## start Supplied material

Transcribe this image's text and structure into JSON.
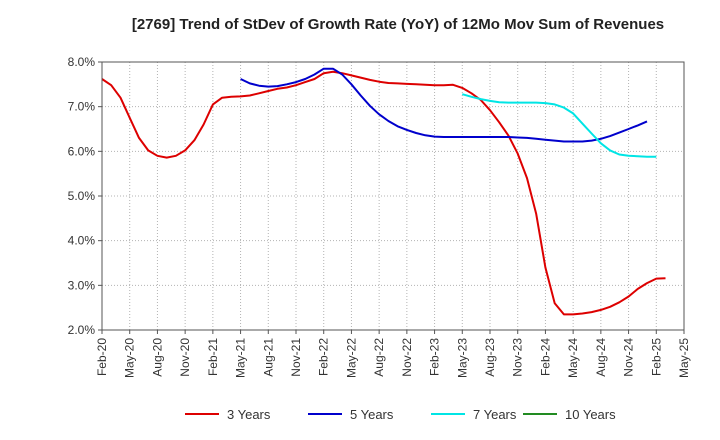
{
  "chart_data": {
    "type": "line",
    "title": "[2769]  Trend of StDev of Growth Rate (YoY) of 12Mo Mov Sum of Revenues",
    "xlabel": "",
    "ylabel": "",
    "ylim": [
      2.0,
      8.0
    ],
    "y_ticks": [
      {
        "value": 2.0,
        "label": "2.0%"
      },
      {
        "value": 3.0,
        "label": "3.0%"
      },
      {
        "value": 4.0,
        "label": "4.0%"
      },
      {
        "value": 5.0,
        "label": "5.0%"
      },
      {
        "value": 6.0,
        "label": "6.0%"
      },
      {
        "value": 7.0,
        "label": "7.0%"
      },
      {
        "value": 8.0,
        "label": "8.0%"
      }
    ],
    "x_ticks": [
      "Feb-20",
      "May-20",
      "Aug-20",
      "Nov-20",
      "Feb-21",
      "May-21",
      "Aug-21",
      "Nov-21",
      "Feb-22",
      "May-22",
      "Aug-22",
      "Nov-22",
      "Feb-23",
      "May-23",
      "Aug-23",
      "Nov-23",
      "Feb-24",
      "May-24",
      "Aug-24",
      "Nov-24",
      "Feb-25",
      "May-25"
    ],
    "x_start": "Feb-20",
    "x_end": "May-25",
    "grid": true,
    "legend_position": "bottom",
    "series": [
      {
        "name": "3 Years",
        "color": "#dd0000",
        "start_month_index": 0,
        "values": [
          7.62,
          7.48,
          7.2,
          6.75,
          6.3,
          6.02,
          5.9,
          5.86,
          5.9,
          6.02,
          6.25,
          6.6,
          7.05,
          7.2,
          7.22,
          7.23,
          7.25,
          7.3,
          7.35,
          7.4,
          7.43,
          7.48,
          7.55,
          7.62,
          7.75,
          7.78,
          7.75,
          7.7,
          7.65,
          7.6,
          7.56,
          7.53,
          7.52,
          7.51,
          7.5,
          7.49,
          7.48,
          7.48,
          7.49,
          7.42,
          7.3,
          7.15,
          6.92,
          6.65,
          6.35,
          5.95,
          5.4,
          4.6,
          3.4,
          2.6,
          2.35,
          2.35,
          2.37,
          2.4,
          2.45,
          2.52,
          2.62,
          2.75,
          2.92,
          3.05,
          3.15,
          3.16
        ]
      },
      {
        "name": "5 Years",
        "color": "#0000cc",
        "start_month_index": 15,
        "values": [
          7.62,
          7.52,
          7.47,
          7.45,
          7.46,
          7.5,
          7.55,
          7.62,
          7.72,
          7.85,
          7.85,
          7.72,
          7.5,
          7.25,
          7.02,
          6.83,
          6.68,
          6.56,
          6.48,
          6.41,
          6.36,
          6.33,
          6.32,
          6.32,
          6.32,
          6.32,
          6.32,
          6.32,
          6.32,
          6.32,
          6.31,
          6.3,
          6.28,
          6.26,
          6.24,
          6.22,
          6.22,
          6.22,
          6.24,
          6.28,
          6.34,
          6.42,
          6.5,
          6.58,
          6.67
        ]
      },
      {
        "name": "7 Years",
        "color": "#00e5e5",
        "start_month_index": 39,
        "values": [
          7.28,
          7.22,
          7.17,
          7.13,
          7.1,
          7.09,
          7.09,
          7.09,
          7.09,
          7.08,
          7.05,
          6.98,
          6.85,
          6.62,
          6.4,
          6.18,
          6.02,
          5.93,
          5.9,
          5.89,
          5.88,
          5.88
        ]
      },
      {
        "name": "10 Years",
        "color": "#228b22",
        "start_month_index": 0,
        "values": []
      }
    ]
  }
}
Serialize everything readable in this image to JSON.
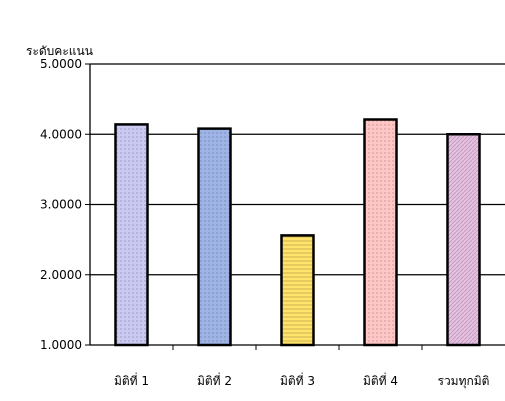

## end Supplied material

(Directions) Copy every line of the data exactly as written, excluding the pictures.

(Task answer)
Transcribe this image's text and structure into JSON.
{
  "chart_data": {
    "type": "line",
    "title": "[2769]  Trend of StDev of Growth Rate (YoY) of 12Mo Mov Sum of Revenues",
    "xlabel": "",
    "ylabel": "",
    "ylim": [
      2.0,
      8.0
    ],
    "y_ticks": [
      {
        "value": 2.0,
        "label": "2.0%"
      },
      {
        "value": 3.0,
        "label": "3.0%"
      },
      {
        "value": 4.0,
        "label": "4.0%"
      },
      {
        "value": 5.0,
        "label": "5.0%"
      },
      {
        "value": 6.0,
        "label": "6.0%"
      },
      {
        "value": 7.0,
        "label": "7.0%"
      },
      {
        "value": 8.0,
        "label": "8.0%"
      }
    ],
    "x_ticks": [
      "Feb-20",
      "May-20",
      "Aug-20",
      "Nov-20",
      "Feb-21",
      "May-21",
      "Aug-21",
      "Nov-21",
      "Feb-22",
      "May-22",
      "Aug-22",
      "Nov-22",
      "Feb-23",
      "May-23",
      "Aug-23",
      "Nov-23",
      "Feb-24",
      "May-24",
      "Aug-24",
      "Nov-24",
      "Feb-25",
      "May-25"
    ],
    "x_start": "Feb-20",
    "x_end": "May-25",
    "grid": true,
    "legend_position": "bottom",
    "series": [
      {
        "name": "3 Years",
        "color": "#dd0000",
        "start_month_index": 0,
        "values": [
          7.62,
          7.48,
          7.2,
          6.75,
          6.3,
          6.02,
          5.9,
          5.86,
          5.9,
          6.02,
          6.25,
          6.6,
          7.05,
          7.2,
          7.22,
          7.23,
          7.25,
          7.3,
          7.35,
          7.4,
          7.43,
          7.48,
          7.55,
          7.62,
          7.75,
          7.78,
          7.75,
          7.7,
          7.65,
          7.6,
          7.56,
          7.53,
          7.52,
          7.51,
          7.5,
          7.49,
          7.48,
          7.48,
          7.49,
          7.42,
          7.3,
          7.15,
          6.92,
          6.65,
          6.35,
          5.95,
          5.4,
          4.6,
          3.4,
          2.6,
          2.35,
          2.35,
          2.37,
          2.4,
          2.45,
          2.52,
          2.62,
          2.75,
          2.92,
          3.05,
          3.15,
          3.16
        ]
      },
      {
        "name": "5 Years",
        "color": "#0000cc",
        "start_month_index": 15,
        "values": [
          7.62,
          7.52,
          7.47,
          7.45,
          7.46,
          7.5,
          7.55,
          7.62,
          7.72,
          7.85,
          7.85,
          7.72,
          7.5,
          7.25,
          7.02,
          6.83,
          6.68,
          6.56,
          6.48,
          6.41,
          6.36,
          6.33,
          6.32,
          6.32,
          6.32,
          6.32,
          6.32,
          6.32,
          6.32,
          6.32,
          6.31,
          6.3,
          6.28,
          6.26,
          6.24,
          6.22,
          6.22,
          6.22,
          6.24,
          6.28,
          6.34,
          6.42,
          6.5,
          6.58,
          6.67
        ]
      },
      {
        "name": "7 Years",
        "color": "#00e5e5",
        "start_month_index": 39,
        "values": [
          7.28,
          7.22,
          7.17,
          7.13,
          7.1,
          7.09,
          7.09,
          7.09,
          7.09,
          7.08,
          7.05,
          6.98,
          6.85,
          6.62,
          6.4,
          6.18,
          6.02,
          5.93,
          5.9,
          5.89,
          5.88,
          5.88
        ]
      },
      {
        "name": "10 Years",
        "color": "#228b22",
        "start_month_index": 0,
        "values": []
      }
    ]
  }
}
Serialize everything readable in this image to JSON.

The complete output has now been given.